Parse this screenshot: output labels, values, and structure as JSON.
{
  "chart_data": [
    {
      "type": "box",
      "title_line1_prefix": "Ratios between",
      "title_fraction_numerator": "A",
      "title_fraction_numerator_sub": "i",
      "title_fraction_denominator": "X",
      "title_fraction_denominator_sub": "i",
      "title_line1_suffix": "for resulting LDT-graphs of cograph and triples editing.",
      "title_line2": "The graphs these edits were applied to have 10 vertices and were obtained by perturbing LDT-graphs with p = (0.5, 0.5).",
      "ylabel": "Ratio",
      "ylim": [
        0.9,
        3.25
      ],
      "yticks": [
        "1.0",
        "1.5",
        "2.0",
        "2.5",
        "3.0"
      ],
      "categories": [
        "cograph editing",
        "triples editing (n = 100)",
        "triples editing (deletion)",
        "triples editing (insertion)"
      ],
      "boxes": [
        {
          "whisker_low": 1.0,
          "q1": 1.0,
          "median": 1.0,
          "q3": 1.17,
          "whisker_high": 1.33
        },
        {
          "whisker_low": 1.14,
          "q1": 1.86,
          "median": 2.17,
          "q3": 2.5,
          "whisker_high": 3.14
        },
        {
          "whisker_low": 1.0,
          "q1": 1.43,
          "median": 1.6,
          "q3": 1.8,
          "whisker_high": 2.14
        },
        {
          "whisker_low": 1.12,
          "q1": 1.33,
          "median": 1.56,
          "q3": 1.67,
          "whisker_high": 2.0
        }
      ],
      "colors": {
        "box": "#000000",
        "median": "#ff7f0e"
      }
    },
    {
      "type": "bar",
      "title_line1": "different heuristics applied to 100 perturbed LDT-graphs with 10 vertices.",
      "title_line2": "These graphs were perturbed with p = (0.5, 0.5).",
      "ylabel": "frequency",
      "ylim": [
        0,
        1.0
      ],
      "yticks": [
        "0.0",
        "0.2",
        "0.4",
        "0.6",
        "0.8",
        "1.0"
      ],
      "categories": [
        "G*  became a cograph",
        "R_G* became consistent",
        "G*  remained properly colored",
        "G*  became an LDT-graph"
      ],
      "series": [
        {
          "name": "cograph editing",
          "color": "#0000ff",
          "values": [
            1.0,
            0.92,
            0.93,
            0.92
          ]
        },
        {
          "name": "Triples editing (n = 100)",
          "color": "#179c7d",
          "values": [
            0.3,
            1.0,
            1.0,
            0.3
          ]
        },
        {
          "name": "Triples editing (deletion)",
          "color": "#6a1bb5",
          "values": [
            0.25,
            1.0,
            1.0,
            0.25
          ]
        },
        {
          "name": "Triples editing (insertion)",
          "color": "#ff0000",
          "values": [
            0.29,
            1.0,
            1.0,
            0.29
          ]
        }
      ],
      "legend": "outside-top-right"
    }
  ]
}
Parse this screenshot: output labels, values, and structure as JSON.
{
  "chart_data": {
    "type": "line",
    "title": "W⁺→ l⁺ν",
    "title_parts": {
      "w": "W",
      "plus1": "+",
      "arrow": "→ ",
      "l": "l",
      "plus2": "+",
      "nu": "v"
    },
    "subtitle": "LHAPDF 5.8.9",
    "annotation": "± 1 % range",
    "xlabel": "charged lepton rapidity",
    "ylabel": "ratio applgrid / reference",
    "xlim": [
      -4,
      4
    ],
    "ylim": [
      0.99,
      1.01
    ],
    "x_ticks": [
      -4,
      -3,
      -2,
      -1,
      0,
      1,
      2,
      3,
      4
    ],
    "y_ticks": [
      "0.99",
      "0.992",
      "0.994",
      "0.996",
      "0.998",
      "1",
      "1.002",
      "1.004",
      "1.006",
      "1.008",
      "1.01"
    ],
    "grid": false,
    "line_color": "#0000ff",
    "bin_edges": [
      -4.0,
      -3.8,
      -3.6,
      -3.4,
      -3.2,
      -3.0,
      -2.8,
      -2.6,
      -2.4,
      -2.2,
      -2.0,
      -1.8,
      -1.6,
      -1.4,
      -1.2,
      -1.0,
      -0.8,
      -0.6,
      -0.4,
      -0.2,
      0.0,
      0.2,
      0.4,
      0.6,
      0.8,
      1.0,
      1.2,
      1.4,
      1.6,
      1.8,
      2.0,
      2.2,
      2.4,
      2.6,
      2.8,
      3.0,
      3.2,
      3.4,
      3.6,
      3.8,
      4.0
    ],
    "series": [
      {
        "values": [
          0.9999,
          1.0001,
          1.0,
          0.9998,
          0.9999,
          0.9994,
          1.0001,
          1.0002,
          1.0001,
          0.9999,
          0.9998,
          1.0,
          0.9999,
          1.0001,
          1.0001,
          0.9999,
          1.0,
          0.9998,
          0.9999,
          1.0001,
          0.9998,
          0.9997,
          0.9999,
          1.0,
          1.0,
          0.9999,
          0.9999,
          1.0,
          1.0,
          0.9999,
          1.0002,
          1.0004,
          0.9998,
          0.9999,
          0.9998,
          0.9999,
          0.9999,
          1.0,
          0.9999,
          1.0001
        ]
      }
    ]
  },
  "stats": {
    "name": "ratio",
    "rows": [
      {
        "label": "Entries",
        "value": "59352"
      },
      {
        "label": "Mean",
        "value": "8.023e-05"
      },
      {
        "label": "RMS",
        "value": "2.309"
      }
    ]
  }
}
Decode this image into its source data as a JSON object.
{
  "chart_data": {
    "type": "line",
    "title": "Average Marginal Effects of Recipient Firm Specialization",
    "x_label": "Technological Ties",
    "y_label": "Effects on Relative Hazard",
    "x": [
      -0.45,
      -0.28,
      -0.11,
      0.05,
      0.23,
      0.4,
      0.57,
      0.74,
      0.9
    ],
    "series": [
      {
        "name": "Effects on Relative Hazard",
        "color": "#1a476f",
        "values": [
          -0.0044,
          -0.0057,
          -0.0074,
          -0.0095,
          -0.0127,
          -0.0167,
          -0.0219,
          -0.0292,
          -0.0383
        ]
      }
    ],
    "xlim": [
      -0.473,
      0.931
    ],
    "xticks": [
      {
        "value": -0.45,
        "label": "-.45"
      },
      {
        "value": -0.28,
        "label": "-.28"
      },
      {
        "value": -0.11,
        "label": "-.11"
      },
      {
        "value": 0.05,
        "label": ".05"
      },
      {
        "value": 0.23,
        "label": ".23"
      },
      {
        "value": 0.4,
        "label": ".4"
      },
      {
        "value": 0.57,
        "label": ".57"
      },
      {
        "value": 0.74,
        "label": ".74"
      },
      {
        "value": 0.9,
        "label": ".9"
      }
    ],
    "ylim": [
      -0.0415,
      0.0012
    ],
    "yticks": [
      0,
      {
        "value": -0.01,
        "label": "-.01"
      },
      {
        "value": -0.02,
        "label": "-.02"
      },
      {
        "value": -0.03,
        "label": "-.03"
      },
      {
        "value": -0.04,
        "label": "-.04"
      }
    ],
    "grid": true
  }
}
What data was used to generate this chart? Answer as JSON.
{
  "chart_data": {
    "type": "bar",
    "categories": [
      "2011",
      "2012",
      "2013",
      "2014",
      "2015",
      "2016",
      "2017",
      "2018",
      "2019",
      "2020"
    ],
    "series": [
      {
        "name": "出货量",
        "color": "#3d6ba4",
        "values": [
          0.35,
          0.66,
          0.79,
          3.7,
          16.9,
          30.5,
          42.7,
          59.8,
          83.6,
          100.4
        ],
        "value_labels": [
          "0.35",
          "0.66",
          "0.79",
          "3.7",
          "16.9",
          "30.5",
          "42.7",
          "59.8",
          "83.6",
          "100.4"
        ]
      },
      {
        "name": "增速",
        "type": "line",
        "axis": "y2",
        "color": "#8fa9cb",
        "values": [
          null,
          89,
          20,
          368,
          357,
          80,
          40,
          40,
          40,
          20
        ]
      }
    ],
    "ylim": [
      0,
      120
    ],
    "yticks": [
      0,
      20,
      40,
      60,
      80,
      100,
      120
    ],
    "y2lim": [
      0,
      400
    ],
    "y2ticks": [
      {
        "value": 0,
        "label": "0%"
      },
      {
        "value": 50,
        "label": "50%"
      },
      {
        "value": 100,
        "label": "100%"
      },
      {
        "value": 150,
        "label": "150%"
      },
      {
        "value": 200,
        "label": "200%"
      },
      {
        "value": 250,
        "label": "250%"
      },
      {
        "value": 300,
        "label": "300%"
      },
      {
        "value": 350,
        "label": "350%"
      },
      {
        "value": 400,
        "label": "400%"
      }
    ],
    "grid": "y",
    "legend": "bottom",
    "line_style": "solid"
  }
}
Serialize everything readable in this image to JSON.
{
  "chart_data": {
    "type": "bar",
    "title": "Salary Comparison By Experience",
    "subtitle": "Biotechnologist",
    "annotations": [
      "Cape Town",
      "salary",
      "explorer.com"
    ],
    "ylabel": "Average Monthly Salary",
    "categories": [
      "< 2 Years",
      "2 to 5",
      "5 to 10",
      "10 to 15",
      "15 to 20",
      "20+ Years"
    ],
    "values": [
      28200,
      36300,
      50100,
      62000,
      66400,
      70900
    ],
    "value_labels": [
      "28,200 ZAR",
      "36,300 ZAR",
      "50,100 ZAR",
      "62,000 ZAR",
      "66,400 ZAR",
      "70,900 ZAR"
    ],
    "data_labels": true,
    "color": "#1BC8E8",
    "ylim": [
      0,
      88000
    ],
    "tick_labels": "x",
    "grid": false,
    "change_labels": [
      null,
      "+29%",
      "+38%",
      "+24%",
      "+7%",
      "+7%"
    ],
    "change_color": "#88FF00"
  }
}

::::

Gather each line that holds "Relative".

Answer to this task ▸
    "y_label": "Effects on Relative Hazard",
        "name": "Effects on Relative Hazard",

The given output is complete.